#### Task instructions
From the listing below, select every line where the word "title" appears.

#### Exercise inputs
--- begin ---
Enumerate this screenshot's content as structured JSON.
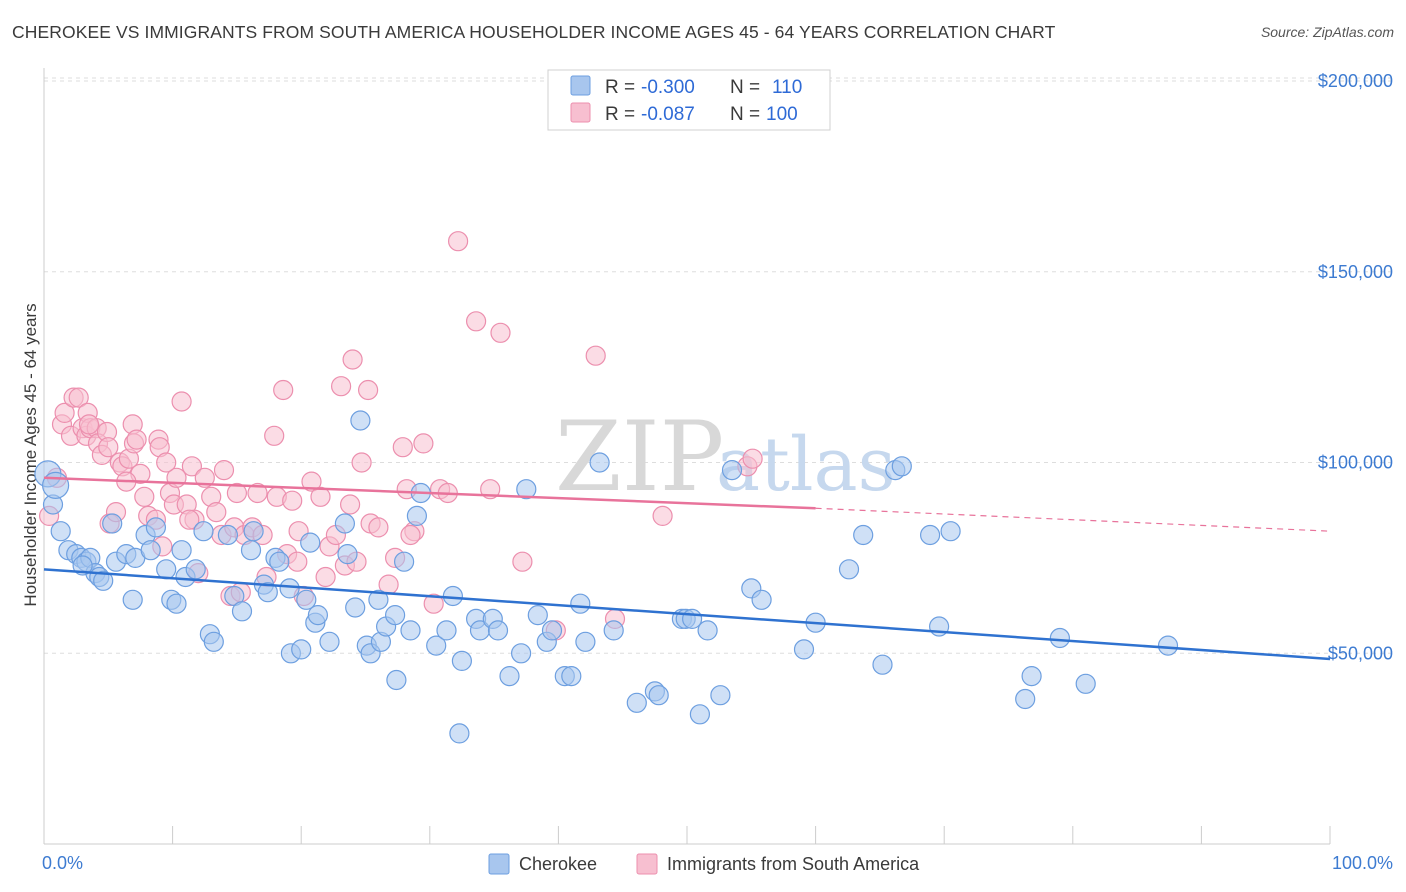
{
  "title": "CHEROKEE VS IMMIGRANTS FROM SOUTH AMERICA HOUSEHOLDER INCOME AGES 45 - 64 YEARS CORRELATION CHART",
  "source": "Source: ZipAtlas.com",
  "watermark": {
    "zip": "ZIP",
    "atlas": "atlas"
  },
  "colors": {
    "blue_fill": "#a8c6ee",
    "blue_stroke": "#6d9fe0",
    "blue_line": "#2f72d0",
    "pink_fill": "#f7bfd0",
    "pink_stroke": "#ec8fae",
    "pink_line": "#e8739b",
    "grid": "#dddddd",
    "axis_text": "#3d7bd1"
  },
  "legend": {
    "rows": [
      {
        "r_label": "R = ",
        "r_value": "-0.300",
        "n_label": "N = ",
        "n_value": "110"
      },
      {
        "r_label": "R = ",
        "r_value": "-0.087",
        "n_label": "N = ",
        "n_value": "100"
      }
    ]
  },
  "chart_data": {
    "type": "scatter",
    "title": "CHEROKEE VS IMMIGRANTS FROM SOUTH AMERICA HOUSEHOLDER INCOME AGES 45 - 64 YEARS CORRELATION CHART",
    "xlabel": "",
    "ylabel": "Householder Income Ages 45 - 64 years",
    "xlim": [
      0,
      100
    ],
    "ylim": [
      0,
      210000
    ],
    "x_tick_labels": [
      "0.0%",
      "100.0%"
    ],
    "y_ticks": [
      50000,
      100000,
      150000,
      200000
    ],
    "y_tick_labels": [
      "$50,000",
      "$100,000",
      "$150,000",
      "$200,000"
    ],
    "grid": "horizontal dashed",
    "legend_position": "top-center and bottom",
    "series": [
      {
        "name": "Cherokee",
        "color": "#a8c6ee",
        "r": -0.3,
        "n": 110,
        "trend": {
          "x": [
            0,
            100
          ],
          "y": [
            72000,
            48500
          ],
          "dashed_from": null
        },
        "points": [
          [
            0.3,
            97000
          ],
          [
            0.7,
            89000
          ],
          [
            1.3,
            82000
          ],
          [
            1.9,
            77000
          ],
          [
            2.5,
            76000
          ],
          [
            2.9,
            75000
          ],
          [
            3.3,
            74000
          ],
          [
            3.6,
            75000
          ],
          [
            4.0,
            71000
          ],
          [
            4.3,
            70000
          ],
          [
            4.6,
            69000
          ],
          [
            5.3,
            84000
          ],
          [
            5.6,
            74000
          ],
          [
            6.4,
            76000
          ],
          [
            6.9,
            64000
          ],
          [
            7.1,
            75000
          ],
          [
            7.9,
            81000
          ],
          [
            8.3,
            77000
          ],
          [
            8.7,
            83000
          ],
          [
            9.5,
            72000
          ],
          [
            9.9,
            64000
          ],
          [
            10.3,
            63000
          ],
          [
            10.7,
            77000
          ],
          [
            11.0,
            70000
          ],
          [
            11.8,
            72000
          ],
          [
            12.4,
            82000
          ],
          [
            12.9,
            55000
          ],
          [
            13.2,
            53000
          ],
          [
            14.3,
            81000
          ],
          [
            14.8,
            65000
          ],
          [
            15.4,
            61000
          ],
          [
            16.1,
            77000
          ],
          [
            16.3,
            82000
          ],
          [
            17.1,
            68000
          ],
          [
            17.4,
            66000
          ],
          [
            18.0,
            75000
          ],
          [
            18.3,
            74000
          ],
          [
            19.1,
            67000
          ],
          [
            19.2,
            50000
          ],
          [
            20.0,
            51000
          ],
          [
            20.4,
            64000
          ],
          [
            20.7,
            79000
          ],
          [
            21.1,
            58000
          ],
          [
            21.3,
            60000
          ],
          [
            22.2,
            53000
          ],
          [
            23.4,
            84000
          ],
          [
            23.6,
            76000
          ],
          [
            24.2,
            62000
          ],
          [
            24.6,
            111000
          ],
          [
            25.1,
            52000
          ],
          [
            25.4,
            50000
          ],
          [
            26.0,
            64000
          ],
          [
            26.2,
            53000
          ],
          [
            26.6,
            57000
          ],
          [
            27.3,
            60000
          ],
          [
            27.4,
            43000
          ],
          [
            28.0,
            74000
          ],
          [
            28.5,
            56000
          ],
          [
            29.0,
            86000
          ],
          [
            29.3,
            92000
          ],
          [
            30.5,
            52000
          ],
          [
            31.3,
            56000
          ],
          [
            31.8,
            65000
          ],
          [
            32.3,
            29000
          ],
          [
            32.5,
            48000
          ],
          [
            33.6,
            59000
          ],
          [
            33.9,
            56000
          ],
          [
            34.9,
            59000
          ],
          [
            35.3,
            56000
          ],
          [
            36.2,
            44000
          ],
          [
            37.1,
            50000
          ],
          [
            37.5,
            93000
          ],
          [
            38.4,
            60000
          ],
          [
            39.1,
            53000
          ],
          [
            39.5,
            56000
          ],
          [
            40.5,
            44000
          ],
          [
            41.0,
            44000
          ],
          [
            41.7,
            63000
          ],
          [
            42.1,
            53000
          ],
          [
            43.2,
            100000
          ],
          [
            44.3,
            56000
          ],
          [
            46.1,
            37000
          ],
          [
            47.5,
            40000
          ],
          [
            47.8,
            39000
          ],
          [
            49.6,
            59000
          ],
          [
            49.9,
            59000
          ],
          [
            50.4,
            59000
          ],
          [
            51.0,
            34000
          ],
          [
            51.6,
            56000
          ],
          [
            52.6,
            39000
          ],
          [
            53.5,
            98000
          ],
          [
            55.0,
            67000
          ],
          [
            55.8,
            64000
          ],
          [
            59.1,
            51000
          ],
          [
            60.0,
            58000
          ],
          [
            62.6,
            72000
          ],
          [
            63.7,
            81000
          ],
          [
            65.2,
            47000
          ],
          [
            66.2,
            98000
          ],
          [
            66.7,
            99000
          ],
          [
            68.9,
            81000
          ],
          [
            69.6,
            57000
          ],
          [
            70.5,
            82000
          ],
          [
            76.3,
            38000
          ],
          [
            76.8,
            44000
          ],
          [
            79.0,
            54000
          ],
          [
            81.0,
            42000
          ],
          [
            87.4,
            52000
          ],
          [
            0.9,
            94000
          ],
          [
            3.0,
            73000
          ]
        ]
      },
      {
        "name": "Immigrants from South America",
        "color": "#f7bfd0",
        "r": -0.087,
        "n": 100,
        "trend": {
          "x": [
            0,
            60,
            100
          ],
          "y": [
            96000,
            88000,
            82000
          ],
          "dashed_from": 60
        },
        "points": [
          [
            0.4,
            86000
          ],
          [
            1.0,
            96000
          ],
          [
            1.4,
            110000
          ],
          [
            1.6,
            113000
          ],
          [
            2.1,
            107000
          ],
          [
            2.3,
            117000
          ],
          [
            2.7,
            117000
          ],
          [
            3.0,
            109000
          ],
          [
            3.3,
            107000
          ],
          [
            3.4,
            113000
          ],
          [
            3.6,
            109000
          ],
          [
            4.1,
            109000
          ],
          [
            4.2,
            105000
          ],
          [
            4.5,
            102000
          ],
          [
            4.9,
            108000
          ],
          [
            5.0,
            104000
          ],
          [
            5.1,
            84000
          ],
          [
            5.6,
            87000
          ],
          [
            5.9,
            100000
          ],
          [
            6.1,
            99000
          ],
          [
            6.6,
            101000
          ],
          [
            6.9,
            110000
          ],
          [
            7.0,
            105000
          ],
          [
            7.2,
            106000
          ],
          [
            7.5,
            97000
          ],
          [
            7.8,
            91000
          ],
          [
            8.1,
            86000
          ],
          [
            8.7,
            85000
          ],
          [
            8.9,
            106000
          ],
          [
            9.0,
            104000
          ],
          [
            9.2,
            78000
          ],
          [
            9.8,
            92000
          ],
          [
            10.1,
            89000
          ],
          [
            10.3,
            96000
          ],
          [
            10.7,
            116000
          ],
          [
            11.1,
            89000
          ],
          [
            11.5,
            99000
          ],
          [
            11.7,
            85000
          ],
          [
            12.0,
            71000
          ],
          [
            12.5,
            96000
          ],
          [
            13.0,
            91000
          ],
          [
            13.4,
            87000
          ],
          [
            13.8,
            81000
          ],
          [
            14.0,
            98000
          ],
          [
            14.5,
            65000
          ],
          [
            14.8,
            83000
          ],
          [
            15.3,
            66000
          ],
          [
            15.6,
            81000
          ],
          [
            16.2,
            83000
          ],
          [
            16.6,
            92000
          ],
          [
            17.0,
            81000
          ],
          [
            17.3,
            70000
          ],
          [
            17.9,
            107000
          ],
          [
            18.1,
            91000
          ],
          [
            18.6,
            119000
          ],
          [
            18.9,
            76000
          ],
          [
            19.3,
            90000
          ],
          [
            19.7,
            74000
          ],
          [
            20.2,
            65000
          ],
          [
            20.8,
            95000
          ],
          [
            21.5,
            91000
          ],
          [
            21.9,
            70000
          ],
          [
            22.2,
            78000
          ],
          [
            22.7,
            81000
          ],
          [
            23.1,
            120000
          ],
          [
            23.4,
            73000
          ],
          [
            23.8,
            89000
          ],
          [
            24.3,
            74000
          ],
          [
            24.7,
            100000
          ],
          [
            25.2,
            119000
          ],
          [
            25.4,
            84000
          ],
          [
            26.0,
            83000
          ],
          [
            26.8,
            68000
          ],
          [
            27.3,
            75000
          ],
          [
            27.9,
            104000
          ],
          [
            28.2,
            93000
          ],
          [
            28.8,
            82000
          ],
          [
            29.5,
            105000
          ],
          [
            30.3,
            63000
          ],
          [
            30.8,
            93000
          ],
          [
            31.4,
            92000
          ],
          [
            32.2,
            158000
          ],
          [
            33.6,
            137000
          ],
          [
            34.7,
            93000
          ],
          [
            35.5,
            134000
          ],
          [
            37.2,
            74000
          ],
          [
            39.8,
            56000
          ],
          [
            42.9,
            128000
          ],
          [
            44.4,
            59000
          ],
          [
            48.1,
            86000
          ],
          [
            54.7,
            99000
          ],
          [
            55.1,
            101000
          ],
          [
            3.5,
            110000
          ],
          [
            11.3,
            85000
          ],
          [
            15.0,
            92000
          ],
          [
            19.8,
            82000
          ],
          [
            24.0,
            127000
          ],
          [
            28.5,
            81000
          ],
          [
            9.5,
            100000
          ],
          [
            6.4,
            95000
          ]
        ]
      }
    ]
  },
  "bottom_legend": [
    {
      "label": "Cherokee"
    },
    {
      "label": "Immigrants from South America"
    }
  ]
}
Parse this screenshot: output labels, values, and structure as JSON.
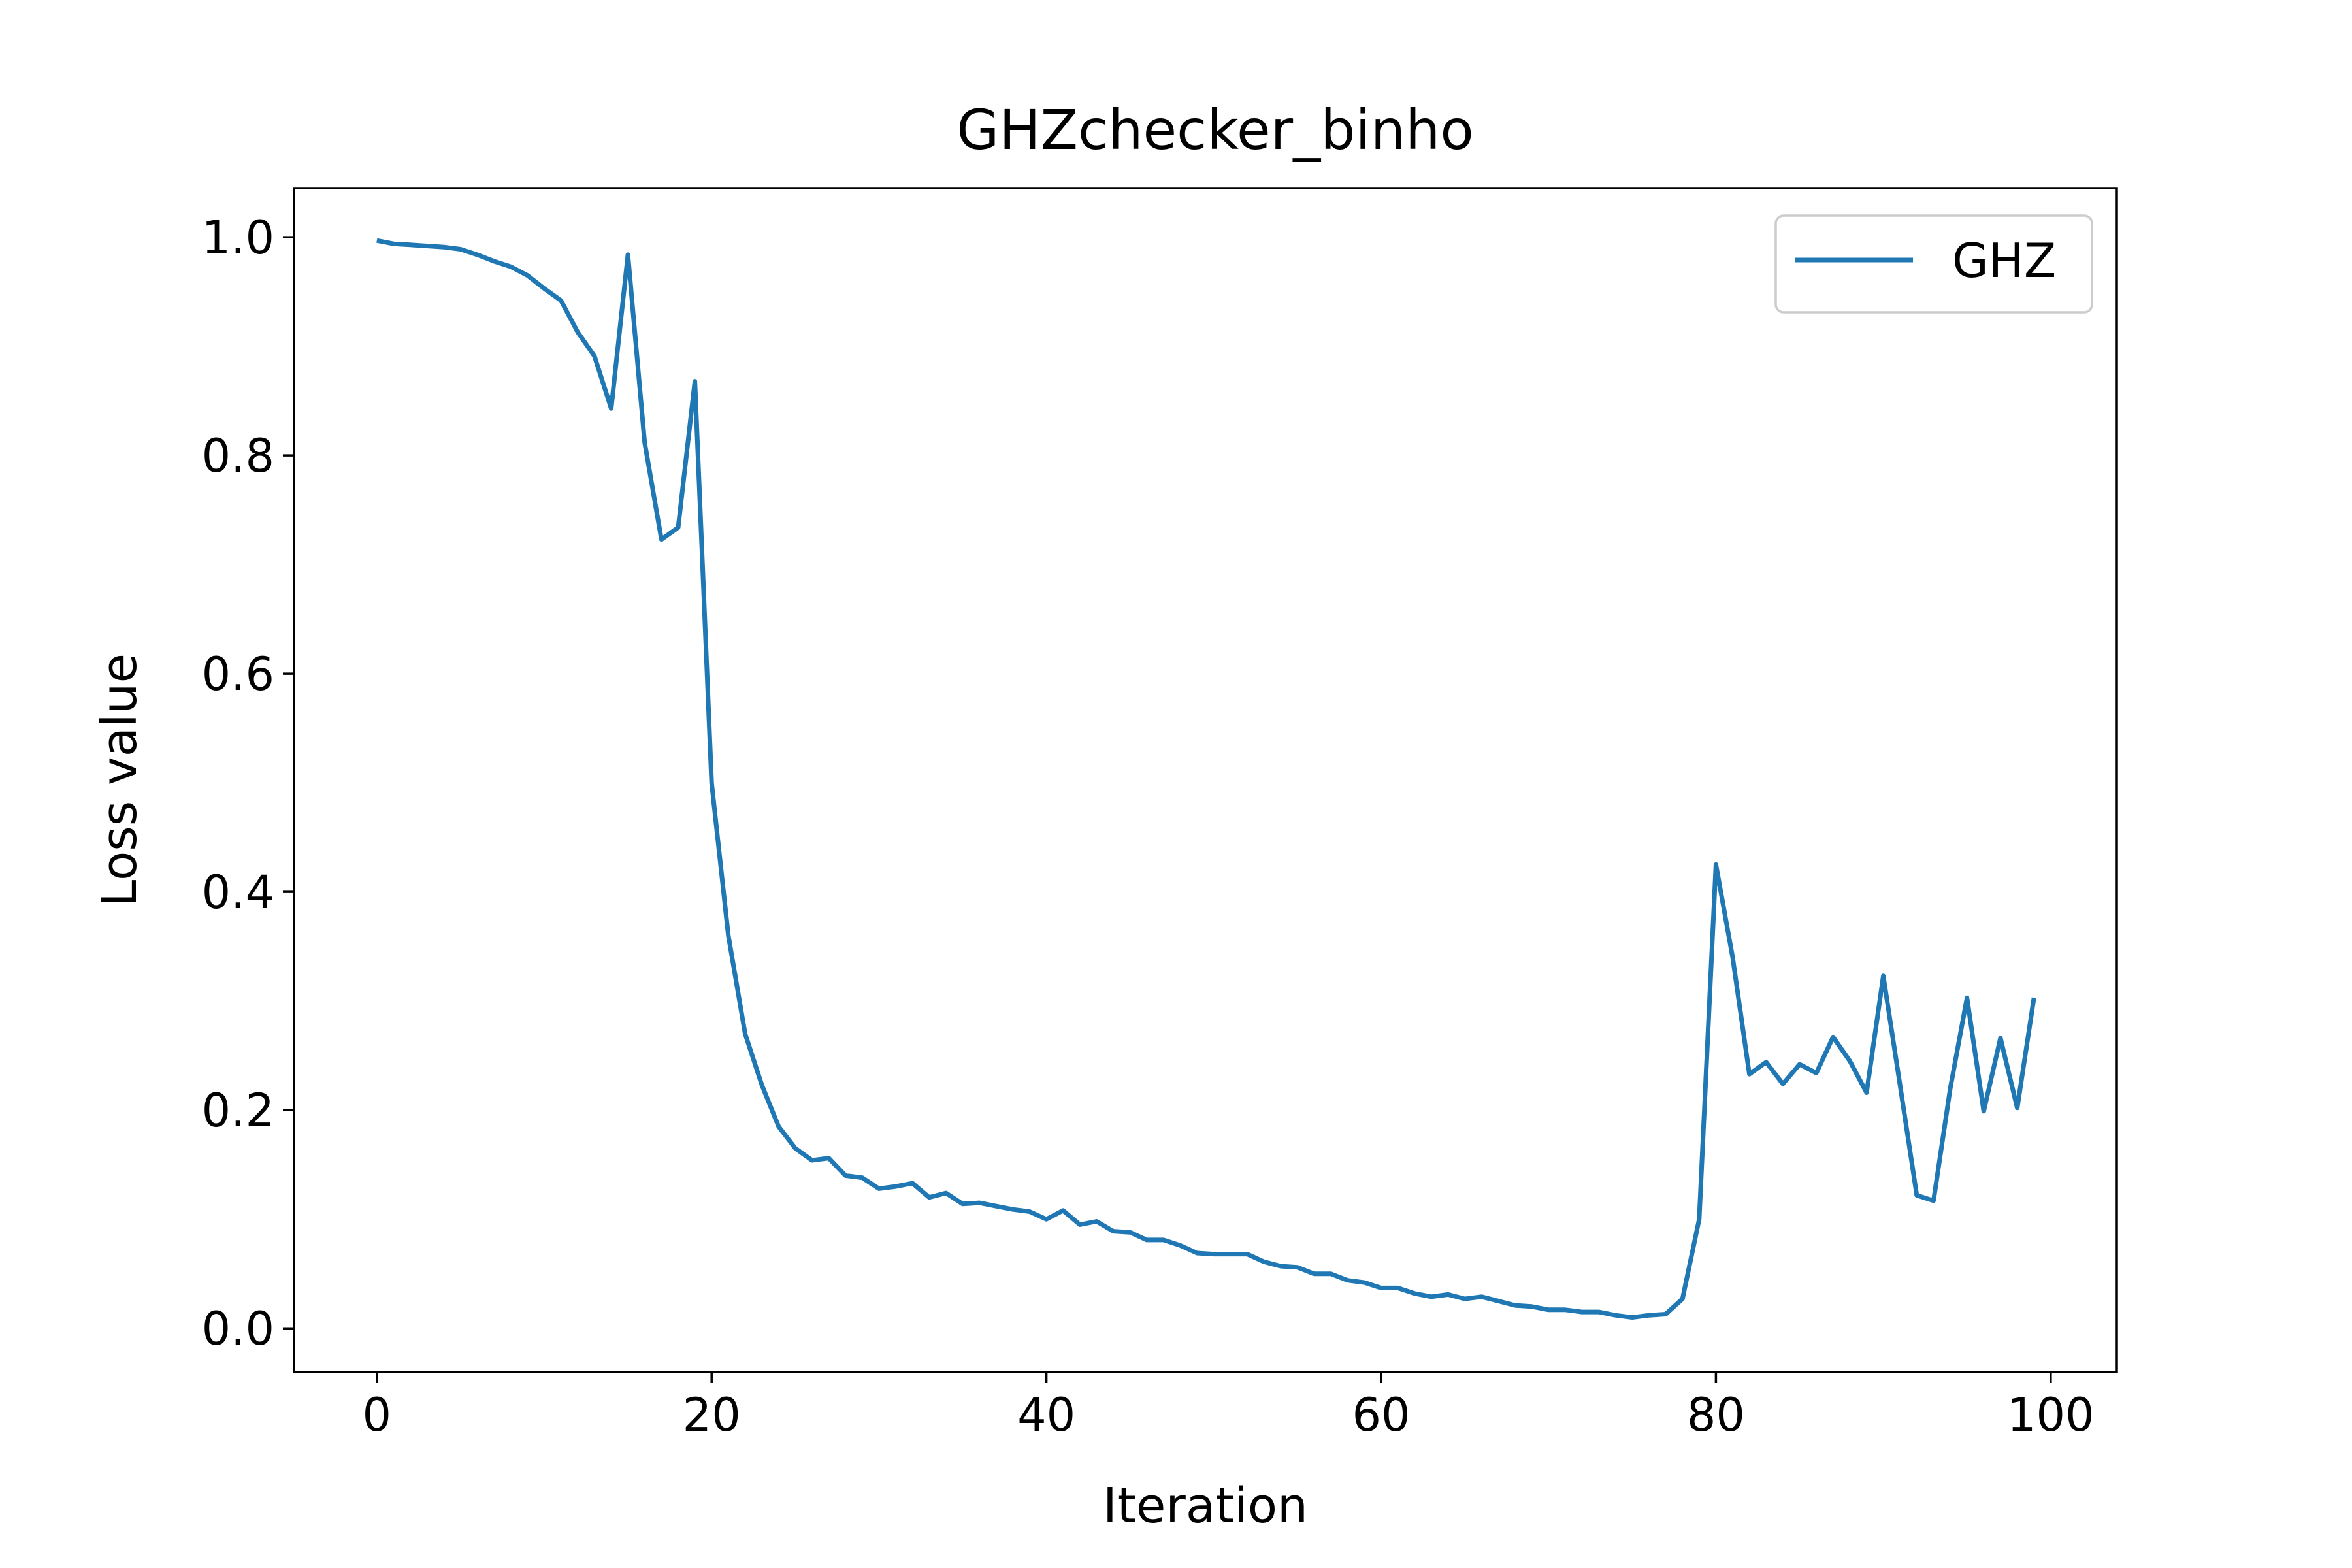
{
  "chart_data": {
    "type": "line",
    "title": "GHZchecker_binho",
    "xlabel": "Iteration",
    "ylabel": "Loss value",
    "xlim": [
      -4.95,
      103.95
    ],
    "ylim": [
      -0.04,
      1.045
    ],
    "xticks": [
      0,
      20,
      40,
      60,
      80,
      100
    ],
    "xtick_labels": [
      "0",
      "20",
      "40",
      "60",
      "80",
      "100"
    ],
    "yticks": [
      0.0,
      0.2,
      0.4,
      0.6,
      0.8,
      1.0
    ],
    "ytick_labels": [
      "0.0",
      "0.2",
      "0.4",
      "0.6",
      "0.8",
      "1.0"
    ],
    "grid": false,
    "legend_position": "top-right",
    "series": [
      {
        "name": "GHZ",
        "color": "#1f77b4",
        "x": [
          0,
          1,
          2,
          3,
          4,
          5,
          6,
          7,
          8,
          9,
          10,
          11,
          12,
          13,
          14,
          15,
          16,
          17,
          18,
          19,
          20,
          21,
          22,
          23,
          24,
          25,
          26,
          27,
          28,
          29,
          30,
          31,
          32,
          33,
          34,
          35,
          36,
          37,
          38,
          39,
          40,
          41,
          42,
          43,
          44,
          45,
          46,
          47,
          48,
          49,
          50,
          51,
          52,
          53,
          54,
          55,
          56,
          57,
          58,
          59,
          60,
          61,
          62,
          63,
          64,
          65,
          66,
          67,
          68,
          69,
          70,
          71,
          72,
          73,
          74,
          75,
          76,
          77,
          78,
          79,
          80,
          81,
          82,
          83,
          84,
          85,
          86,
          87,
          88,
          89,
          90,
          91,
          92,
          93,
          94,
          95,
          96,
          97,
          98,
          99
        ],
        "values": [
          0.997,
          0.994,
          0.993,
          0.992,
          0.991,
          0.989,
          0.984,
          0.978,
          0.973,
          0.965,
          0.953,
          0.942,
          0.913,
          0.891,
          0.843,
          0.984,
          0.812,
          0.723,
          0.734,
          0.868,
          0.5,
          0.36,
          0.27,
          0.223,
          0.185,
          0.165,
          0.154,
          0.156,
          0.14,
          0.138,
          0.128,
          0.13,
          0.133,
          0.12,
          0.124,
          0.114,
          0.115,
          0.112,
          0.109,
          0.107,
          0.1,
          0.108,
          0.095,
          0.098,
          0.089,
          0.088,
          0.081,
          0.081,
          0.076,
          0.069,
          0.068,
          0.068,
          0.068,
          0.061,
          0.057,
          0.056,
          0.05,
          0.05,
          0.044,
          0.042,
          0.037,
          0.037,
          0.032,
          0.029,
          0.031,
          0.027,
          0.029,
          0.025,
          0.021,
          0.02,
          0.017,
          0.017,
          0.015,
          0.015,
          0.012,
          0.01,
          0.012,
          0.013,
          0.027,
          0.1,
          0.425,
          0.34,
          0.233,
          0.244,
          0.224,
          0.242,
          0.234,
          0.267,
          0.245,
          0.216,
          0.323,
          0.223,
          0.122,
          0.117,
          0.22,
          0.303,
          0.199,
          0.266,
          0.202,
          0.303
        ]
      }
    ]
  }
}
--- end ---
#### Exercise answer
  "title": "CHEROKEE VS IMMIGRANTS FROM SOUTH AMERICA HOUSEHOLDER INCOME AGES 45 - 64 YEARS CORRELATION CHART",
    "title": "CHEROKEE VS IMMIGRANTS FROM SOUTH AMERICA HOUSEHOLDER INCOME AGES 45 - 64 YEARS CORRELATION CHART",
    "title": "GHZchecker_binho",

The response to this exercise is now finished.